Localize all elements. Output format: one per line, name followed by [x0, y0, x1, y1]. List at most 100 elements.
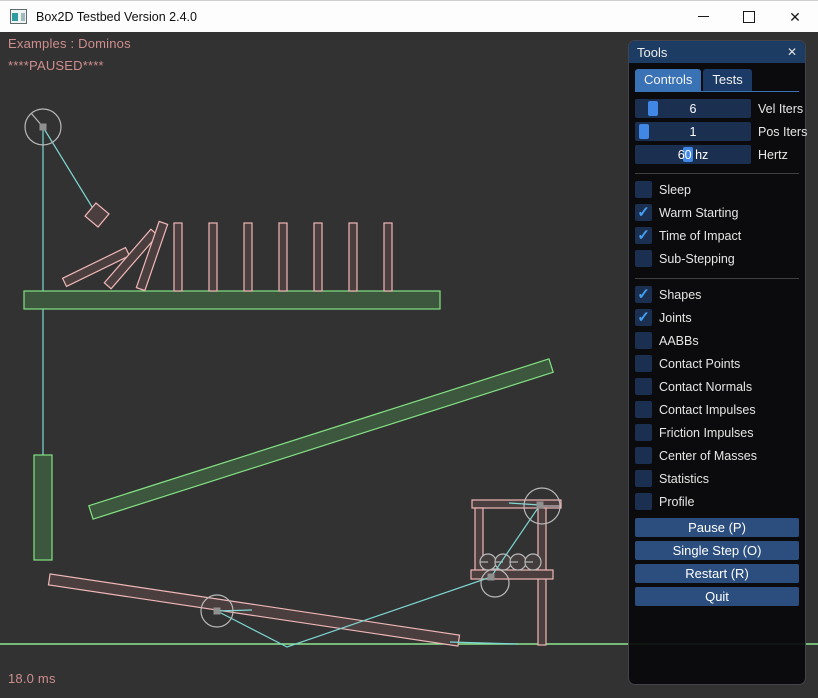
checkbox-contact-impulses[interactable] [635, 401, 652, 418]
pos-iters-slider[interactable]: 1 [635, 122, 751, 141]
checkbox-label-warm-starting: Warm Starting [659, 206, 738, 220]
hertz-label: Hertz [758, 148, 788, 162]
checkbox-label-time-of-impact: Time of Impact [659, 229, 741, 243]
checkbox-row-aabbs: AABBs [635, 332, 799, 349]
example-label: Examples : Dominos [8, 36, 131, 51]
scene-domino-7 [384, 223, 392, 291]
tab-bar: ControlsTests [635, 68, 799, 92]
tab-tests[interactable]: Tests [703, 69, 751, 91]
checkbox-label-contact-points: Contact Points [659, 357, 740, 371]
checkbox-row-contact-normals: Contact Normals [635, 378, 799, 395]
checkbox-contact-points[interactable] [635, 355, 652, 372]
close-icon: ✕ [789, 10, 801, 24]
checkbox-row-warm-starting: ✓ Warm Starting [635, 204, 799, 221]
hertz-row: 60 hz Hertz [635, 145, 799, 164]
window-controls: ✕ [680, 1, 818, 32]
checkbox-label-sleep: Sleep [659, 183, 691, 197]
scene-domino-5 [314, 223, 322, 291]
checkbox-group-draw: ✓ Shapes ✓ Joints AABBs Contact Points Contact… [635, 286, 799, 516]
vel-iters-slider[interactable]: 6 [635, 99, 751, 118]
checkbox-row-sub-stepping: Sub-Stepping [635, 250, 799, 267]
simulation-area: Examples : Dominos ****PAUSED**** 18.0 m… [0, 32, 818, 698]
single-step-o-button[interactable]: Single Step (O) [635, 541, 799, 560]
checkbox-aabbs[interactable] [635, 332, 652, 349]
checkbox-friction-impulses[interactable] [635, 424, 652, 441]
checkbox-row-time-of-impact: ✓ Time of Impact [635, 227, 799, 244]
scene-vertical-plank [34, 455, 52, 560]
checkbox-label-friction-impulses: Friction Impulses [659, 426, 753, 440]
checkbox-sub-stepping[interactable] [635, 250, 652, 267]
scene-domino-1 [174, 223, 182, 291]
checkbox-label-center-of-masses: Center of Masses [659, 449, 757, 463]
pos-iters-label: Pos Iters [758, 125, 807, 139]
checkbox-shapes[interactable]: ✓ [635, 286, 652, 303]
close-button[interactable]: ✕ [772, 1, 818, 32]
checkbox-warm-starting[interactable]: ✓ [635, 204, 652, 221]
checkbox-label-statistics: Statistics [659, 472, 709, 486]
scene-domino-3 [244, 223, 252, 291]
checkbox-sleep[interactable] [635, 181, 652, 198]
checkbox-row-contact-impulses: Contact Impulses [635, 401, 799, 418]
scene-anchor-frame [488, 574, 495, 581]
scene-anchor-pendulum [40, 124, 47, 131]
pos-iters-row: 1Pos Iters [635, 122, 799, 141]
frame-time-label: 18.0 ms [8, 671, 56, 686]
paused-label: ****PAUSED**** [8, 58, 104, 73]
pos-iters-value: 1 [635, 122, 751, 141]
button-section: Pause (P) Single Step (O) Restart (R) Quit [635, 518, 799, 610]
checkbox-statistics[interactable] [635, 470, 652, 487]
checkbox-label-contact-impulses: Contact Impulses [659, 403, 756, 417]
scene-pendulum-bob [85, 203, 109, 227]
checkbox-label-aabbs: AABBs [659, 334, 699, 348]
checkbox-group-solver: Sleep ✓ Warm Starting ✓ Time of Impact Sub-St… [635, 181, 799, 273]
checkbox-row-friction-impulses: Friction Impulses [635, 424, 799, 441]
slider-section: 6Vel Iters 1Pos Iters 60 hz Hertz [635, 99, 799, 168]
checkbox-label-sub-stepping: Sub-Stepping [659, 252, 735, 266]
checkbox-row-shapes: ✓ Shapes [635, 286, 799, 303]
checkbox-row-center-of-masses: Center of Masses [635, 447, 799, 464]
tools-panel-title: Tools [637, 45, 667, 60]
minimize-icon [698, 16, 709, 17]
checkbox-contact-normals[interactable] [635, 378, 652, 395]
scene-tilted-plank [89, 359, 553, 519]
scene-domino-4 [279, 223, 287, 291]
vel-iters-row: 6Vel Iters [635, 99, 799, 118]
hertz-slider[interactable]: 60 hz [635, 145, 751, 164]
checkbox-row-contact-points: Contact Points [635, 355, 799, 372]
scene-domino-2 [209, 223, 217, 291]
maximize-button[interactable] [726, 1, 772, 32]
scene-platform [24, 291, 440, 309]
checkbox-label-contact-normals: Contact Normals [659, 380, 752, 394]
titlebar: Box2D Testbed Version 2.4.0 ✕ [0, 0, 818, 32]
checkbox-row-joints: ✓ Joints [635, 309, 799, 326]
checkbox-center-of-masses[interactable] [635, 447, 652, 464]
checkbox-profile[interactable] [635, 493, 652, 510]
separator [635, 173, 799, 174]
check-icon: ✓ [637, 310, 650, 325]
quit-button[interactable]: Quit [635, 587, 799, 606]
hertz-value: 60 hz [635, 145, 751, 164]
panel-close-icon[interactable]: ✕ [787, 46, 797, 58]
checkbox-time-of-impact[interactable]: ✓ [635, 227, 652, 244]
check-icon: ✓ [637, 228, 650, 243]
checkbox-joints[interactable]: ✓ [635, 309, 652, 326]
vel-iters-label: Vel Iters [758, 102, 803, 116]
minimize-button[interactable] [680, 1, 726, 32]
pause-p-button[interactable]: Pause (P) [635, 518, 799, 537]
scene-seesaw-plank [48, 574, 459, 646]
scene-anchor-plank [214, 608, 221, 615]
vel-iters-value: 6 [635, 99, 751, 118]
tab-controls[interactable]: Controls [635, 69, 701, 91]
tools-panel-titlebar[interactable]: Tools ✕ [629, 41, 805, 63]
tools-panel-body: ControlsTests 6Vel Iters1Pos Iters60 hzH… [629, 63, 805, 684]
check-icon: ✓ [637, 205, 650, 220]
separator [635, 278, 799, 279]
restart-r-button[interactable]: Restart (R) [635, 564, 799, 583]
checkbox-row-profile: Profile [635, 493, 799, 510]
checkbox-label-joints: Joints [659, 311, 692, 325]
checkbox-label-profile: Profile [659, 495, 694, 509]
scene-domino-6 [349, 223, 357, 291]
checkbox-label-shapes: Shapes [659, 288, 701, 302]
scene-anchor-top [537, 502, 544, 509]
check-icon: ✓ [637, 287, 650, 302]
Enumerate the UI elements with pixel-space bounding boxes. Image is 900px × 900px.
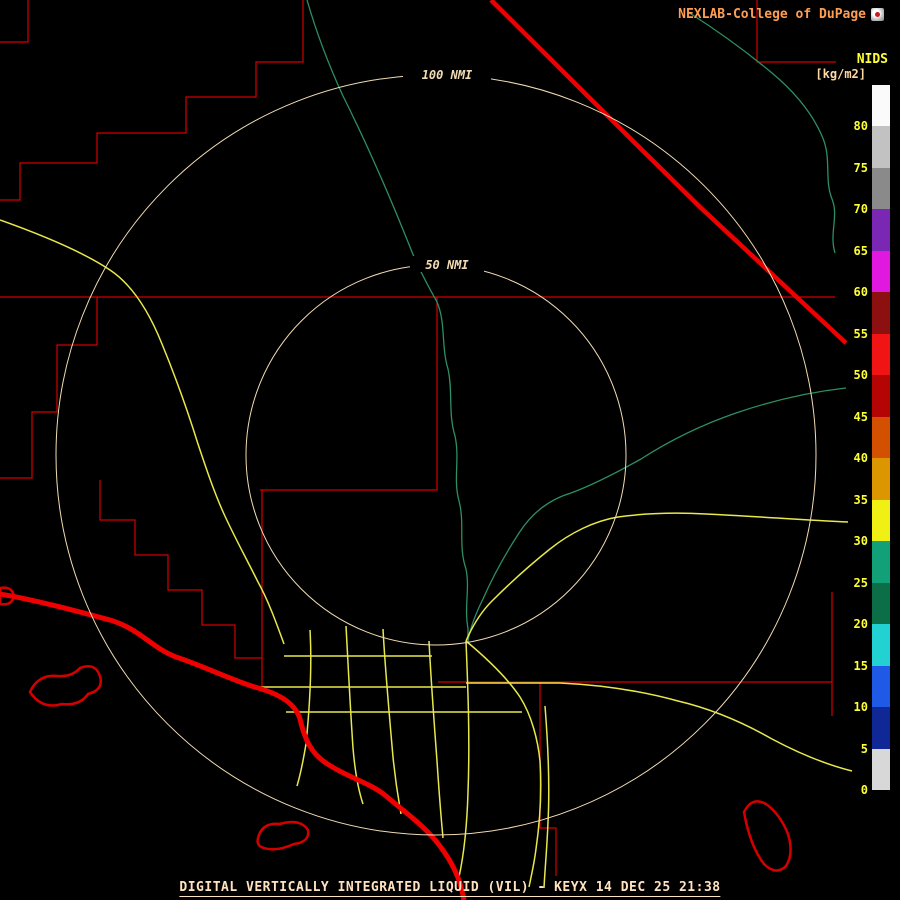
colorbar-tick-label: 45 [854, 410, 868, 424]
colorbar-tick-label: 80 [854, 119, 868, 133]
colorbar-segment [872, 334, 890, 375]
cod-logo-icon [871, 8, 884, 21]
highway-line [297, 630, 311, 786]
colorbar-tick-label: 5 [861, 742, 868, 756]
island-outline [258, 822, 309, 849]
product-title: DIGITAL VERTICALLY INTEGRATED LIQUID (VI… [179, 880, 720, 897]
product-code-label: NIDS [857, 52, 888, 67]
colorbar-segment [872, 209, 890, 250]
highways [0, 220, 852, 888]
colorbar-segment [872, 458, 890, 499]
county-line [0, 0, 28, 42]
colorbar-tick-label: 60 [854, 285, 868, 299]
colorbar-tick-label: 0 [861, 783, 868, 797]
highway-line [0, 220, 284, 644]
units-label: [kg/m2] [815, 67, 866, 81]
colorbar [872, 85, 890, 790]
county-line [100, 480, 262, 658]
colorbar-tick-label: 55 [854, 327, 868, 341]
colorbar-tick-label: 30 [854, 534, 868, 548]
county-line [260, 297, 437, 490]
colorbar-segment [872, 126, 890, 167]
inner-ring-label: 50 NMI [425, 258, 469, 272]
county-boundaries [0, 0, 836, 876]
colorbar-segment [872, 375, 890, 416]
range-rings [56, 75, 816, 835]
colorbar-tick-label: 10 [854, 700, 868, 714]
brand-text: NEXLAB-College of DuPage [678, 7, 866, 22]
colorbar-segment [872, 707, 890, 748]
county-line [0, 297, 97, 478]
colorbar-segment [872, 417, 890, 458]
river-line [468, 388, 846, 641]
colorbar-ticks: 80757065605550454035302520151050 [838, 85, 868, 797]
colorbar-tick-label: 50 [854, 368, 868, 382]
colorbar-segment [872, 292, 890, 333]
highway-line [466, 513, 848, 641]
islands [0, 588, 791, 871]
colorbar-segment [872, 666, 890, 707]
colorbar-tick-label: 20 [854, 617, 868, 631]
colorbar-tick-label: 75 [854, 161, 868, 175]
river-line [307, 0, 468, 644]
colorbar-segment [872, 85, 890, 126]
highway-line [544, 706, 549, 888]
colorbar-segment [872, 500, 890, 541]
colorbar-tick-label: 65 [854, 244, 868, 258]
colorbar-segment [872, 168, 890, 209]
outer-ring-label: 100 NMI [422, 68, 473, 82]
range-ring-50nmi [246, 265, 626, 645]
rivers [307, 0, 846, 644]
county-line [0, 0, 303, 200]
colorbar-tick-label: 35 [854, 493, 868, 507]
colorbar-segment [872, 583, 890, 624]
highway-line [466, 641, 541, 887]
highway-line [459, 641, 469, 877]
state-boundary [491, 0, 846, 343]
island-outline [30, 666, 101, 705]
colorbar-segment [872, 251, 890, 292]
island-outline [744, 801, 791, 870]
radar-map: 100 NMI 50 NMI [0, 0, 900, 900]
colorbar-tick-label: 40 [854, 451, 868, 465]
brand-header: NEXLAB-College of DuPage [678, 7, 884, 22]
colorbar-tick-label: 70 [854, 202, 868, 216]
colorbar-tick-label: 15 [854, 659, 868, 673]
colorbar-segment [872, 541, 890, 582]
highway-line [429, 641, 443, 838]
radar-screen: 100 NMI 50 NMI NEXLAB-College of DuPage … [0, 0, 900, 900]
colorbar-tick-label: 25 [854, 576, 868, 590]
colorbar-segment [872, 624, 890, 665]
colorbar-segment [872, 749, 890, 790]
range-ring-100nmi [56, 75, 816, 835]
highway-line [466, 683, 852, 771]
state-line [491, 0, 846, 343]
────
WHAT THE TASK REQUIRES
Rewrite the data from the line with "colorbar-tick-label: 45 [854, 410, 868, 424]" to the line with "state-boundary [491, 0, 846, 343]", swapping every "river-line" for "waterway-line" and leaving everything else in those lines unchanged.

SOLUTION TO THIS EXERCISE
colorbar-tick-label: 45 [854, 410, 868, 424]
colorbar-tick-label: 80 [854, 119, 868, 133]
colorbar-segment [872, 334, 890, 375]
cod-logo-icon [871, 8, 884, 21]
highway-line [297, 630, 311, 786]
colorbar-tick-label: 5 [861, 742, 868, 756]
island-outline [258, 822, 309, 849]
product-title: DIGITAL VERTICALLY INTEGRATED LIQUID (VI… [179, 880, 720, 897]
product-code-label: NIDS [857, 52, 888, 67]
colorbar-segment [872, 209, 890, 250]
highways [0, 220, 852, 888]
colorbar-segment [872, 458, 890, 499]
county-line [0, 0, 28, 42]
colorbar-tick-label: 60 [854, 285, 868, 299]
colorbar-tick-label: 0 [861, 783, 868, 797]
highway-line [0, 220, 284, 644]
units-label: [kg/m2] [815, 67, 866, 81]
colorbar [872, 85, 890, 790]
county-line [100, 480, 262, 658]
colorbar-tick-label: 55 [854, 327, 868, 341]
colorbar-tick-label: 30 [854, 534, 868, 548]
county-line [260, 297, 437, 490]
colorbar-segment [872, 126, 890, 167]
inner-ring-label: 50 NMI [425, 258, 469, 272]
county-boundaries [0, 0, 836, 876]
colorbar-segment [872, 375, 890, 416]
range-rings [56, 75, 816, 835]
colorbar-tick-label: 10 [854, 700, 868, 714]
brand-text: NEXLAB-College of DuPage [678, 7, 866, 22]
colorbar-segment [872, 707, 890, 748]
county-line [0, 297, 97, 478]
colorbar-segment [872, 417, 890, 458]
waterway-line [468, 388, 846, 641]
colorbar-ticks: 80757065605550454035302520151050 [838, 85, 868, 797]
colorbar-tick-label: 50 [854, 368, 868, 382]
colorbar-segment [872, 292, 890, 333]
highway-line [466, 513, 848, 641]
islands [0, 588, 791, 871]
colorbar-segment [872, 666, 890, 707]
colorbar-tick-label: 20 [854, 617, 868, 631]
colorbar-tick-label: 75 [854, 161, 868, 175]
waterway-line [307, 0, 468, 644]
colorbar-segment [872, 85, 890, 126]
highway-line [544, 706, 549, 888]
colorbar-segment [872, 500, 890, 541]
colorbar-tick-label: 65 [854, 244, 868, 258]
colorbar-segment [872, 168, 890, 209]
outer-ring-label: 100 NMI [422, 68, 473, 82]
range-ring-50nmi [246, 265, 626, 645]
rivers [307, 0, 846, 644]
county-line [0, 0, 303, 200]
colorbar-tick-label: 35 [854, 493, 868, 507]
colorbar-segment [872, 583, 890, 624]
highway-line [466, 641, 541, 887]
highway-line [459, 641, 469, 877]
state-boundary [491, 0, 846, 343]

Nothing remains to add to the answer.